* [EXERCISE INSTRUCTIONS]:
Every line below is to be quoted exactly, with nothing added or dropped.

## BEGIN DATA LISTING

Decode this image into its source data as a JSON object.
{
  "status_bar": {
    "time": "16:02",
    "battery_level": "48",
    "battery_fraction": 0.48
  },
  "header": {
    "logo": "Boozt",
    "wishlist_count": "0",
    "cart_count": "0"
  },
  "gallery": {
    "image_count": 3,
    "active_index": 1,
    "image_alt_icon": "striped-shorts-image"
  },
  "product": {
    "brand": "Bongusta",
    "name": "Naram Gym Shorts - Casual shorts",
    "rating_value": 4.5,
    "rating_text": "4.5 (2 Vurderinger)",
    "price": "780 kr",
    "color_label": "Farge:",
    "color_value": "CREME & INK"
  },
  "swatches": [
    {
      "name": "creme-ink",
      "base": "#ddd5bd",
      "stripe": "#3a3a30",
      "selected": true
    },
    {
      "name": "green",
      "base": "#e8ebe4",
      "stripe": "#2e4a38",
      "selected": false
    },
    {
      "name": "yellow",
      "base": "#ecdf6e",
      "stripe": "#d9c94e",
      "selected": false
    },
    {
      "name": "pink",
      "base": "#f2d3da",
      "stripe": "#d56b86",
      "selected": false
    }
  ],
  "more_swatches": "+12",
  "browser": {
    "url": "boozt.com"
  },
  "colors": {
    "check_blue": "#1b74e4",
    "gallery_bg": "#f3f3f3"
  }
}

## END DATA LISTING

* [WRITTEN RESPONSE]:
Decode this image into its source data as a JSON object.
{
  "status_bar": {
    "time": "16:02",
    "battery_level": "48",
    "battery_fraction": 0.48
  },
  "header": {
    "logo": "Boozt",
    "wishlist_count": "0",
    "cart_count": "0"
  },
  "gallery": {
    "image_count": 3,
    "active_index": 1,
    "image_alt_icon": "striped-shorts-image"
  },
  "product": {
    "brand": "Bongusta",
    "name": "Naram Gym Shorts - Casual shorts",
    "rating_value": 4.5,
    "rating_text": "4.5 (2 Vurderinger)",
    "price": "780 kr",
    "color_label": "Farge:",
    "color_value": "CREME & INK"
  },
  "swatches": [
    {
      "name": "creme-ink",
      "base": "#ddd5bd",
      "stripe": "#3a3a30",
      "selected": true
    },
    {
      "name": "green",
      "base": "#e8ebe4",
      "stripe": "#2e4a38",
      "selected": false
    },
    {
      "name": "yellow",
      "base": "#ecdf6e",
      "stripe": "#d9c94e",
      "selected": false
    },
    {
      "name": "pink",
      "base": "#f2d3da",
      "stripe": "#d56b86",
      "selected": false
    }
  ],
  "more_swatches": "+12",
  "browser": {
    "url": "boozt.com"
  },
  "colors": {
    "check_blue": "#1b74e4",
    "gallery_bg": "#f3f3f3"
  }
}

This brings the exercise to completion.